__Work required__:
Below are some entries; can you quote all of them exactly?

— START OF Source data —

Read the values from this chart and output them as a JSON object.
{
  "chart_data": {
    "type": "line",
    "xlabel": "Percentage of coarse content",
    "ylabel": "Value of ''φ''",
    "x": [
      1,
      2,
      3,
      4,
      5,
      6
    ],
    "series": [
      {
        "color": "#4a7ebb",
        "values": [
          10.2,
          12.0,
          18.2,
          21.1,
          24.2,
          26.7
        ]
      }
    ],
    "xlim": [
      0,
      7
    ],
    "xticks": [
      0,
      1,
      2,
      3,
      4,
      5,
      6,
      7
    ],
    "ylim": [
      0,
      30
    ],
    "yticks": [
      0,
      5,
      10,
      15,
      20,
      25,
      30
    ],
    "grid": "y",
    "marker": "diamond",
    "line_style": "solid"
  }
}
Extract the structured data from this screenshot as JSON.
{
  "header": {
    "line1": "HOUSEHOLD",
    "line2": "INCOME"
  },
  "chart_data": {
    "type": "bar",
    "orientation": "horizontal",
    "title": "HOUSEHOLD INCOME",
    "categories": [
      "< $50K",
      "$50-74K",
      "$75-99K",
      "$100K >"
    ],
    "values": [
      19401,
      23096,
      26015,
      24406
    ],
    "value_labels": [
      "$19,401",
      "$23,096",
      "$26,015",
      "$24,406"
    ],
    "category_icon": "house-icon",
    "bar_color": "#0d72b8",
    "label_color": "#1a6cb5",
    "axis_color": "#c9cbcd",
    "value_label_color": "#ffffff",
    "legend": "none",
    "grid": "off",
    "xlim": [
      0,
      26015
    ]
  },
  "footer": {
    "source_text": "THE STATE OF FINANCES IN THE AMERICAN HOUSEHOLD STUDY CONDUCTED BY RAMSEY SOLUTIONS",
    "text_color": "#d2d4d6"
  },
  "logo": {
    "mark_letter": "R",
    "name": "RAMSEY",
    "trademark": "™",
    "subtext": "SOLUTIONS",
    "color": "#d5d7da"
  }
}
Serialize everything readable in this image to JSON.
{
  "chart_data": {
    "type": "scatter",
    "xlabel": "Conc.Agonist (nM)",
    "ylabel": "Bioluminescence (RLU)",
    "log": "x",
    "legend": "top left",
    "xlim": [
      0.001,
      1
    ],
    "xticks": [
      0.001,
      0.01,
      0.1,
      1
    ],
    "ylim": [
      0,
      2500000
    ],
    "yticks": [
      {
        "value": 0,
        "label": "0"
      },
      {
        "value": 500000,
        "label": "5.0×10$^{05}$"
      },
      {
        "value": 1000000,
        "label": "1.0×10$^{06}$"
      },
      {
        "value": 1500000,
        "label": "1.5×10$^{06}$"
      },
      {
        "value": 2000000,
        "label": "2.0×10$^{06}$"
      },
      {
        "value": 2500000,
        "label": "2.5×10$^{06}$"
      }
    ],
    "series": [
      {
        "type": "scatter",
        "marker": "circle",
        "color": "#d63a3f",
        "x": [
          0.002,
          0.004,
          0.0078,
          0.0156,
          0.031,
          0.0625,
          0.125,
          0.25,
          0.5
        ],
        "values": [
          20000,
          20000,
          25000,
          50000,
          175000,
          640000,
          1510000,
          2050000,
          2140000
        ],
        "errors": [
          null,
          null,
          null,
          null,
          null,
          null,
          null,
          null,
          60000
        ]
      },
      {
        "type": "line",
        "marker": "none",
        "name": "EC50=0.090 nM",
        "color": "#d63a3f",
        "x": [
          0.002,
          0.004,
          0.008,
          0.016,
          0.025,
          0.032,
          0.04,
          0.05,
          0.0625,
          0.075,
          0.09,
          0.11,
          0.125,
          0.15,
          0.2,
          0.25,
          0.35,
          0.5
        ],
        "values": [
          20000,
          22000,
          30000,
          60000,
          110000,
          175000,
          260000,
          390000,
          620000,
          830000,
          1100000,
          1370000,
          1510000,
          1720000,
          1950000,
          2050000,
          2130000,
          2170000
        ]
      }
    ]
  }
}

— END OF Source data —

__Answer below__:
Read the values from this chart and output them as a JSON object.
{
  "chart_data": {
    "type": "line",
    "xlabel": "Percentage of coarse content",
    "ylabel": "Value of ''φ''",
    "x": [
      1,
      2,
      3,
      4,
      5,
      6
    ],
    "series": [
      {
        "color": "#4a7ebb",
        "values": [
          10.2,
          12.0,
          18.2,
          21.1,
          24.2,
          26.7
        ]
      }
    ],
    "xlim": [
      0,
      7
    ],
    "xticks": [
      0,
      1,
      2,
      3,
      4,
      5,
      6,
      7
    ],
    "ylim": [
      0,
      30
    ],
    "yticks": [
      0,
      5,
      10,
      15,
      20,
      25,
      30
    ],
    "grid": "y",
    "marker": "diamond",
    "line_style": "solid"
  }
}
Extract the structured data from this screenshot as JSON.
{
  "header": {
    "line1": "HOUSEHOLD",
    "line2": "INCOME"
  },
  "chart_data": {
    "type": "bar",
    "orientation": "horizontal",
    "title": "HOUSEHOLD INCOME",
    "categories": [
      "< $50K",
      "$50-74K",
      "$75-99K",
      "$100K >"
    ],
    "values": [
      19401,
      23096,
      26015,
      24406
    ],
    "value_labels": [
      "$19,401",
      "$23,096",
      "$26,015",
      "$24,406"
    ],
    "category_icon": "house-icon",
    "bar_color": "#0d72b8",
    "label_color": "#1a6cb5",
    "axis_color": "#c9cbcd",
    "value_label_color": "#ffffff",
    "legend": "none",
    "grid": "off",
    "xlim": [
      0,
      26015
    ]
  },
  "footer": {
    "source_text": "THE STATE OF FINANCES IN THE AMERICAN HOUSEHOLD STUDY CONDUCTED BY RAMSEY SOLUTIONS",
    "text_color": "#d2d4d6"
  },
  "logo": {
    "mark_letter": "R",
    "name": "RAMSEY",
    "trademark": "™",
    "subtext": "SOLUTIONS",
    "color": "#d5d7da"
  }
}
Serialize everything readable in this image to JSON.
{
  "chart_data": {
    "type": "scatter",
    "xlabel": "Conc.Agonist (nM)",
    "ylabel": "Bioluminescence (RLU)",
    "log": "x",
    "legend": "top left",
    "xlim": [
      0.001,
      1
    ],
    "xticks": [
      0.001,
      0.01,
      0.1,
      1
    ],
    "ylim": [
      0,
      2500000
    ],
    "yticks": [
      {
        "value": 0,
        "label": "0"
      },
      {
        "value": 500000,
        "label": "5.0×10$^{05}$"
      },
      {
        "value": 1000000,
        "label": "1.0×10$^{06}$"
      },
      {
        "value": 1500000,
        "label": "1.5×10$^{06}$"
      },
      {
        "value": 2000000,
        "label": "2.0×10$^{06}$"
      },
      {
        "value": 2500000,
        "label": "2.5×10$^{06}$"
      }
    ],
    "series": [
      {
        "type": "scatter",
        "marker": "circle",
        "color": "#d63a3f",
        "x": [
          0.002,
          0.004,
          0.0078,
          0.0156,
          0.031,
          0.0625,
          0.125,
          0.25,
          0.5
        ],
        "values": [
          20000,
          20000,
          25000,
          50000,
          175000,
          640000,
          1510000,
          2050000,
          2140000
        ],
        "errors": [
          null,
          null,
          null,
          null,
          null,
          null,
          null,
          null,
          60000
        ]
      },
      {
        "type": "line",
        "marker": "none",
        "name": "EC50=0.090 nM",
        "color": "#d63a3f",
        "x": [
          0.002,
          0.004,
          0.008,
          0.016,
          0.025,
          0.032,
          0.04,
          0.05,
          0.0625,
          0.075,
          0.09,
          0.11,
          0.125,
          0.15,
          0.2,
          0.25,
          0.35,
          0.5
        ],
        "values": [
          20000,
          22000,
          30000,
          60000,
          110000,
          175000,
          260000,
          390000,
          620000,
          830000,
          1100000,
          1370000,
          1510000,
          1720000,
          1950000,
          2050000,
          2130000,
          2170000
        ]
      }
    ]
  }
}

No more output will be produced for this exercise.